Records from a dataset:
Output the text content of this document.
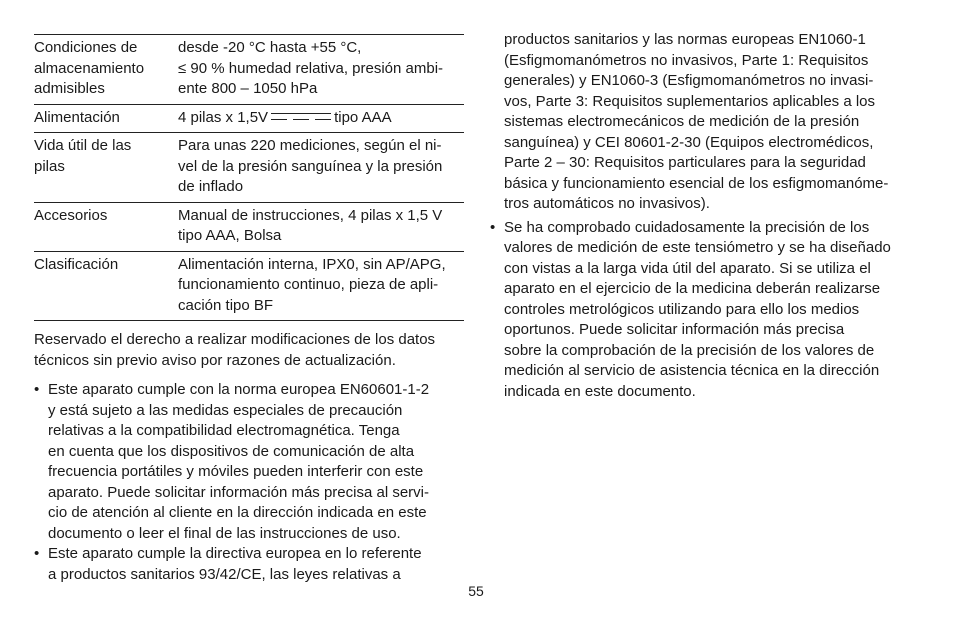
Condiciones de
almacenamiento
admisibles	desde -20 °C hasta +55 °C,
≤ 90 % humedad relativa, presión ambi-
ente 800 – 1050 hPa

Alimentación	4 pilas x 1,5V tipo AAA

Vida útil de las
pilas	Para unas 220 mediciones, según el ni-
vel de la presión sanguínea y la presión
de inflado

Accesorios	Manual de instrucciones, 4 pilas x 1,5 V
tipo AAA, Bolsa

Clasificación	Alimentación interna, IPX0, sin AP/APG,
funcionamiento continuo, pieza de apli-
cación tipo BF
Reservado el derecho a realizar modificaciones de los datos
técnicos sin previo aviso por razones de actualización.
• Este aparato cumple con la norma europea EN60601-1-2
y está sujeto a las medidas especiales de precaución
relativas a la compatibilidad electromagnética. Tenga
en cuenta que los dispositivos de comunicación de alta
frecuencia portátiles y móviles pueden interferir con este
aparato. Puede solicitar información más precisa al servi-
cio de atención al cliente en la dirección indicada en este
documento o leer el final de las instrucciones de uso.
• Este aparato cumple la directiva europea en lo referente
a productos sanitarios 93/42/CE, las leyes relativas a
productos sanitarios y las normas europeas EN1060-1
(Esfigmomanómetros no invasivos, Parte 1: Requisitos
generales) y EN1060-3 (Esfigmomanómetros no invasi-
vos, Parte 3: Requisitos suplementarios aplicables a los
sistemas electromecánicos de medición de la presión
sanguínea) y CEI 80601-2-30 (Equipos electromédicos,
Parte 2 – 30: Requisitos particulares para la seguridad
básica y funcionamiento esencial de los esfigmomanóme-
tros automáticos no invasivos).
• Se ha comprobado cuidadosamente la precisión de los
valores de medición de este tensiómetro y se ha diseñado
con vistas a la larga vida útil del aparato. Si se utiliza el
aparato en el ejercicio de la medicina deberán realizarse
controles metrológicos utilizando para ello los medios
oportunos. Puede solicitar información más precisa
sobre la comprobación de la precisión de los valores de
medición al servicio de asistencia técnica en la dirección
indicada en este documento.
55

...

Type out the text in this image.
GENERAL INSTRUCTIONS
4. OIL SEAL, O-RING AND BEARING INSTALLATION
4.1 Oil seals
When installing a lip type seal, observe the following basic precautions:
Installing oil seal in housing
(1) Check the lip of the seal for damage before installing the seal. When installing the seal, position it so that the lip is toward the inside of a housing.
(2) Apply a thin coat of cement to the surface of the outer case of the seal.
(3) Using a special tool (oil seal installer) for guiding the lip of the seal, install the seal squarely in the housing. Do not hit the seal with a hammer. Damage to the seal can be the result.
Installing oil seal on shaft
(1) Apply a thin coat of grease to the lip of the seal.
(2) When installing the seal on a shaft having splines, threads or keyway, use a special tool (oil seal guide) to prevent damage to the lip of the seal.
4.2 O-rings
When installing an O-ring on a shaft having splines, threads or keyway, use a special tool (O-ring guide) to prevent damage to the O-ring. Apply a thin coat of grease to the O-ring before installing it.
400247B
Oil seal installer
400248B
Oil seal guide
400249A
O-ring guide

* * *

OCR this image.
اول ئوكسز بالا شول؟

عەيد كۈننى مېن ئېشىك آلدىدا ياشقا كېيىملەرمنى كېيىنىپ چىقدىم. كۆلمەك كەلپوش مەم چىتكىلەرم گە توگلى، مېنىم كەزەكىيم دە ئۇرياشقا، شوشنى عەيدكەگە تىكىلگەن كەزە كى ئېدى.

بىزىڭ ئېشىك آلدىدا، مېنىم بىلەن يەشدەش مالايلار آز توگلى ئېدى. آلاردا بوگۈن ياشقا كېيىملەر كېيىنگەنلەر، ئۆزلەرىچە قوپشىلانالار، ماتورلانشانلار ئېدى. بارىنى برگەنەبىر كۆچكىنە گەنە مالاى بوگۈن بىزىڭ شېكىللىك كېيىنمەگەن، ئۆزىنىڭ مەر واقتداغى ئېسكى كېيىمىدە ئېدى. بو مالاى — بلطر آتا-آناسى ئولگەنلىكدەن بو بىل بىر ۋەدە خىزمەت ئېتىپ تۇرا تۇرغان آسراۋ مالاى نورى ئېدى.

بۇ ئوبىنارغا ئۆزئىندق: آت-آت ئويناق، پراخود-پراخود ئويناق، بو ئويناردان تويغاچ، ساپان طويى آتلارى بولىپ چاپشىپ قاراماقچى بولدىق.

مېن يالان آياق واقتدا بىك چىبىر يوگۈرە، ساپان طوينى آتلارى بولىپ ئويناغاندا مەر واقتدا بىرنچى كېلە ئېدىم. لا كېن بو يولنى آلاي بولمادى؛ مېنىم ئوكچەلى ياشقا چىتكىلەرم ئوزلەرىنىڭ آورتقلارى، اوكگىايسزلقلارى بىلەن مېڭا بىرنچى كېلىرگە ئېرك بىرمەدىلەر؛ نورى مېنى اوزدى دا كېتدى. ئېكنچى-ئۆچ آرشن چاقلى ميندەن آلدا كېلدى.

Required work: Extract each line from the entries above that contains the string "keyway".

Reply to the exercise:
(2) When installing the seal on a shaft having splines, threads or keyway, use a special tool (oil seal guide) to prevent damage to the lip of the seal.
When installing an O-ring on a shaft having splines, threads or keyway, use a special tool (O-ring guide) to prevent damage to the O-ring. Apply a thin coat of grease to the O-ring before installing it.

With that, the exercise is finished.